Written instruction –
Reproduce every entry exactly as shown.

* BEGIN Raw data *

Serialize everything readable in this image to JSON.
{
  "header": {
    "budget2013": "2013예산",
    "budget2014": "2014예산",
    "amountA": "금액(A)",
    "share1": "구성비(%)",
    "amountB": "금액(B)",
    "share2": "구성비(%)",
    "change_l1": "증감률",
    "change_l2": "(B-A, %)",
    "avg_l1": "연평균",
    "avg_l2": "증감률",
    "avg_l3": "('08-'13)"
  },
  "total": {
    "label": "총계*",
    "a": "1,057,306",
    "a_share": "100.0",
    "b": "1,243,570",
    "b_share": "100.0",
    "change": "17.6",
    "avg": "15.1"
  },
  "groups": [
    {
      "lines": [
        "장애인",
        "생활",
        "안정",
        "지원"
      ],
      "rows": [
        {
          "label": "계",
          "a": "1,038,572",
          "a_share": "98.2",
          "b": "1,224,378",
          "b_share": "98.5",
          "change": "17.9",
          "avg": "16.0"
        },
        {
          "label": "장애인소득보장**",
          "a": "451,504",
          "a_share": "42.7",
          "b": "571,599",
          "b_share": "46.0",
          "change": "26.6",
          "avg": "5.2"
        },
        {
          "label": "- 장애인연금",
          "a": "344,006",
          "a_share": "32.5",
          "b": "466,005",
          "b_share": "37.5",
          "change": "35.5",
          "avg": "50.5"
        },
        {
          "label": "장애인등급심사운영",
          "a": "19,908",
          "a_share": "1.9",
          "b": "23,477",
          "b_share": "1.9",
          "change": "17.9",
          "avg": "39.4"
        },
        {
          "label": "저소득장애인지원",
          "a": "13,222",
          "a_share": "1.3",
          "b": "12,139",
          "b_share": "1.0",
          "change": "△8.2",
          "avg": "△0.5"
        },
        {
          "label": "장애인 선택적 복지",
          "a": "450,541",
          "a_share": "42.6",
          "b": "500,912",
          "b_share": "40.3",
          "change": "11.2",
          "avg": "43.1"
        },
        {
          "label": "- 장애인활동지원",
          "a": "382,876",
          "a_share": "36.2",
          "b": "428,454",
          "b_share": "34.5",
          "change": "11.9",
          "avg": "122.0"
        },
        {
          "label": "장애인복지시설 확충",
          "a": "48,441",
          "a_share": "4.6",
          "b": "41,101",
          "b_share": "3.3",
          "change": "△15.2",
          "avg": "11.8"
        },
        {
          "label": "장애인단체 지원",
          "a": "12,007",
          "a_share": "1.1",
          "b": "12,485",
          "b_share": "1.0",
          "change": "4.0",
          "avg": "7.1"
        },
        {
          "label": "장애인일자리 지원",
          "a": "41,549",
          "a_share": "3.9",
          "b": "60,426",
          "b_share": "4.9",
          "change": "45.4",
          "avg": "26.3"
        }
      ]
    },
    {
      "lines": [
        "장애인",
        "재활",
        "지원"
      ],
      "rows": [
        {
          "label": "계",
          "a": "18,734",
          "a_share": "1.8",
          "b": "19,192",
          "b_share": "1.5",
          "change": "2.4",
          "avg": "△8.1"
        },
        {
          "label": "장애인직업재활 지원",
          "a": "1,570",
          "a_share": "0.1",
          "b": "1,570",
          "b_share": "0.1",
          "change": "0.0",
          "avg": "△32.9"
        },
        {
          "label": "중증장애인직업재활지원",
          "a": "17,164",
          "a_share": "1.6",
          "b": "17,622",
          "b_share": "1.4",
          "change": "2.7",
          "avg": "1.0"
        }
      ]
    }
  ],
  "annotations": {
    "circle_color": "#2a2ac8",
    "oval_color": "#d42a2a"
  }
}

* END Raw data *

Answer for this exercise –
Serialize everything readable in this image to JSON.
{
  "header": {
    "budget2013": "2013예산",
    "budget2014": "2014예산",
    "amountA": "금액(A)",
    "share1": "구성비(%)",
    "amountB": "금액(B)",
    "share2": "구성비(%)",
    "change_l1": "증감률",
    "change_l2": "(B-A, %)",
    "avg_l1": "연평균",
    "avg_l2": "증감률",
    "avg_l3": "('08-'13)"
  },
  "total": {
    "label": "총계*",
    "a": "1,057,306",
    "a_share": "100.0",
    "b": "1,243,570",
    "b_share": "100.0",
    "change": "17.6",
    "avg": "15.1"
  },
  "groups": [
    {
      "lines": [
        "장애인",
        "생활",
        "안정",
        "지원"
      ],
      "rows": [
        {
          "label": "계",
          "a": "1,038,572",
          "a_share": "98.2",
          "b": "1,224,378",
          "b_share": "98.5",
          "change": "17.9",
          "avg": "16.0"
        },
        {
          "label": "장애인소득보장**",
          "a": "451,504",
          "a_share": "42.7",
          "b": "571,599",
          "b_share": "46.0",
          "change": "26.6",
          "avg": "5.2"
        },
        {
          "label": "- 장애인연금",
          "a": "344,006",
          "a_share": "32.5",
          "b": "466,005",
          "b_share": "37.5",
          "change": "35.5",
          "avg": "50.5"
        },
        {
          "label": "장애인등급심사운영",
          "a": "19,908",
          "a_share": "1.9",
          "b": "23,477",
          "b_share": "1.9",
          "change": "17.9",
          "avg": "39.4"
        },
        {
          "label": "저소득장애인지원",
          "a": "13,222",
          "a_share": "1.3",
          "b": "12,139",
          "b_share": "1.0",
          "change": "△8.2",
          "avg": "△0.5"
        },
        {
          "label": "장애인 선택적 복지",
          "a": "450,541",
          "a_share": "42.6",
          "b": "500,912",
          "b_share": "40.3",
          "change": "11.2",
          "avg": "43.1"
        },
        {
          "label": "- 장애인활동지원",
          "a": "382,876",
          "a_share": "36.2",
          "b": "428,454",
          "b_share": "34.5",
          "change": "11.9",
          "avg": "122.0"
        },
        {
          "label": "장애인복지시설 확충",
          "a": "48,441",
          "a_share": "4.6",
          "b": "41,101",
          "b_share": "3.3",
          "change": "△15.2",
          "avg": "11.8"
        },
        {
          "label": "장애인단체 지원",
          "a": "12,007",
          "a_share": "1.1",
          "b": "12,485",
          "b_share": "1.0",
          "change": "4.0",
          "avg": "7.1"
        },
        {
          "label": "장애인일자리 지원",
          "a": "41,549",
          "a_share": "3.9",
          "b": "60,426",
          "b_share": "4.9",
          "change": "45.4",
          "avg": "26.3"
        }
      ]
    },
    {
      "lines": [
        "장애인",
        "재활",
        "지원"
      ],
      "rows": [
        {
          "label": "계",
          "a": "18,734",
          "a_share": "1.8",
          "b": "19,192",
          "b_share": "1.5",
          "change": "2.4",
          "avg": "△8.1"
        },
        {
          "label": "장애인직업재활 지원",
          "a": "1,570",
          "a_share": "0.1",
          "b": "1,570",
          "b_share": "0.1",
          "change": "0.0",
          "avg": "△32.9"
        },
        {
          "label": "중증장애인직업재활지원",
          "a": "17,164",
          "a_share": "1.6",
          "b": "17,622",
          "b_share": "1.4",
          "change": "2.7",
          "avg": "1.0"
        }
      ]
    }
  ],
  "annotations": {
    "circle_color": "#2a2ac8",
    "oval_color": "#d42a2a"
  }
}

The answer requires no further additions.